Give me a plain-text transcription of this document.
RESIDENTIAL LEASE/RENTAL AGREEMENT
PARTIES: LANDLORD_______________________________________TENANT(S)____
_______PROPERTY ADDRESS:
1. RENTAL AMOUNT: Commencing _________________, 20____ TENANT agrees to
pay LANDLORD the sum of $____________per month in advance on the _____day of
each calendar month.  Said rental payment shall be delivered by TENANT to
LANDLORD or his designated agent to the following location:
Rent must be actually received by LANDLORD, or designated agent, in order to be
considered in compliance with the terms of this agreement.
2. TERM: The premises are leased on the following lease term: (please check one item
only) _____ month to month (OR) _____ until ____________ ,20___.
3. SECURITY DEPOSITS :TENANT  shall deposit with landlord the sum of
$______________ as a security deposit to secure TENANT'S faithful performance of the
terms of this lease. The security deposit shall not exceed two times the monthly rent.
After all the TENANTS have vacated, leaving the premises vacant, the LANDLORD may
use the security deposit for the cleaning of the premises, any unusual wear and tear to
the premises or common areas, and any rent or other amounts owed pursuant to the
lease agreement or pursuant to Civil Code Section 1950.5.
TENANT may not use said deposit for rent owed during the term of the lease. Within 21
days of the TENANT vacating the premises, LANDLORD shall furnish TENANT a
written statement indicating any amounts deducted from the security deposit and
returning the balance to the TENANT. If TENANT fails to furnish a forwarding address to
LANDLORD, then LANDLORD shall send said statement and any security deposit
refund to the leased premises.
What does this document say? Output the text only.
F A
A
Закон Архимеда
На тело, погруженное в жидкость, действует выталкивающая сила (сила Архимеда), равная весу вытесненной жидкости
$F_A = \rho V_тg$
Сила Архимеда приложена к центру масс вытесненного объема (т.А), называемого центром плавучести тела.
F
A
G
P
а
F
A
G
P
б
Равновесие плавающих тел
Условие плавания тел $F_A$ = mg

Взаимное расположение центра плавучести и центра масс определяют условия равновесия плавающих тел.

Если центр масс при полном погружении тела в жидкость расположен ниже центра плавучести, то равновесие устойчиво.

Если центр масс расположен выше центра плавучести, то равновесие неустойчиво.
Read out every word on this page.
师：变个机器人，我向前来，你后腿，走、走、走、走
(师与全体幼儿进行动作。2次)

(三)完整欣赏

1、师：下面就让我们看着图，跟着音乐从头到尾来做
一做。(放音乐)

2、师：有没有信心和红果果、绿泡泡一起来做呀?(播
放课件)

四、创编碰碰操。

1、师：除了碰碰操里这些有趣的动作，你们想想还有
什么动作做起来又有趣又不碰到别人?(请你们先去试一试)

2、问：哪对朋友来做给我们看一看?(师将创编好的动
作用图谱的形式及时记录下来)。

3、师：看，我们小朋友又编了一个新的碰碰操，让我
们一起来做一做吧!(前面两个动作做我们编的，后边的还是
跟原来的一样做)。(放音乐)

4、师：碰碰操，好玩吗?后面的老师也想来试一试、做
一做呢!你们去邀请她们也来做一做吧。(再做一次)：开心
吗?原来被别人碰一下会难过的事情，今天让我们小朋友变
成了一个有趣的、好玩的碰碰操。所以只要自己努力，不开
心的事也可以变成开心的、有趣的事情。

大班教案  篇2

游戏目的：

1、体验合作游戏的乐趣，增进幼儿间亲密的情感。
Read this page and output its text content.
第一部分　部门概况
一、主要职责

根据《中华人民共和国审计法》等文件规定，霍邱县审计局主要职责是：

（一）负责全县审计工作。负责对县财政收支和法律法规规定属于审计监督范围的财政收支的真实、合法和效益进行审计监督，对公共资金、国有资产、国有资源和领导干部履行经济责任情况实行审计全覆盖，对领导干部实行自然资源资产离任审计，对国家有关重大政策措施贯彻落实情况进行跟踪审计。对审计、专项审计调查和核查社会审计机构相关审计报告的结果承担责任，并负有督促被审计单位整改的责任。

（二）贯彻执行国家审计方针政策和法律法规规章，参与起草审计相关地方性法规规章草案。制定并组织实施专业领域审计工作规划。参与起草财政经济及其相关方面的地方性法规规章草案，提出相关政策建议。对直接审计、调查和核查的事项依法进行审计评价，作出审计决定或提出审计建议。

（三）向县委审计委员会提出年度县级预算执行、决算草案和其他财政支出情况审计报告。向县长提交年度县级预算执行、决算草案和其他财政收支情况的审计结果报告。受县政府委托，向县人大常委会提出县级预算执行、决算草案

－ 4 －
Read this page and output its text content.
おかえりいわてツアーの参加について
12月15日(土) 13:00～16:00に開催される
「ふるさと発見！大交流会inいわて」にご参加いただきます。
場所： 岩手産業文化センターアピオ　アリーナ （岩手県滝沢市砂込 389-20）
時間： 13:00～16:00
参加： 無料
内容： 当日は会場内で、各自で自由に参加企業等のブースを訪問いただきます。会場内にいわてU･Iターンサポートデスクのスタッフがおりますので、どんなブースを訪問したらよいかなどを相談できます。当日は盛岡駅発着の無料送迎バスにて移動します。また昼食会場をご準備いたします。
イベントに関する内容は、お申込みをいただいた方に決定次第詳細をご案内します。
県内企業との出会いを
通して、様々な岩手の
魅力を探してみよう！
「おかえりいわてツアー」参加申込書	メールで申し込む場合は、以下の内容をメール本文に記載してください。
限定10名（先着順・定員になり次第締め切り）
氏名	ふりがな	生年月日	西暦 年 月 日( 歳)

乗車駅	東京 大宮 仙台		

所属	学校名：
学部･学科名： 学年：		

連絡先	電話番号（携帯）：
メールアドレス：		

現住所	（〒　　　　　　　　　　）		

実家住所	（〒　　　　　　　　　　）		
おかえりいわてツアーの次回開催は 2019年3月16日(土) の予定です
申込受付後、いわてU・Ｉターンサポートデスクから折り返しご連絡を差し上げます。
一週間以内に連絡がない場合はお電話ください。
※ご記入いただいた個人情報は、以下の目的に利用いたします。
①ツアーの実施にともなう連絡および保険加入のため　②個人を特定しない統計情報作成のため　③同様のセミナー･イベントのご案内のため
※ ※ ※
[Exercise instructions]: Copy out each line of the data where the string "жидкость" appears.

[Final result]:
На тело, погруженное в жидкость, действует выталкивающая сила (сила Архимеда), равная весу вытесненной жидкости
Если центр масс при полном погружении тела в жидкость расположен ниже центра плавучести, то равновесие устойчиво.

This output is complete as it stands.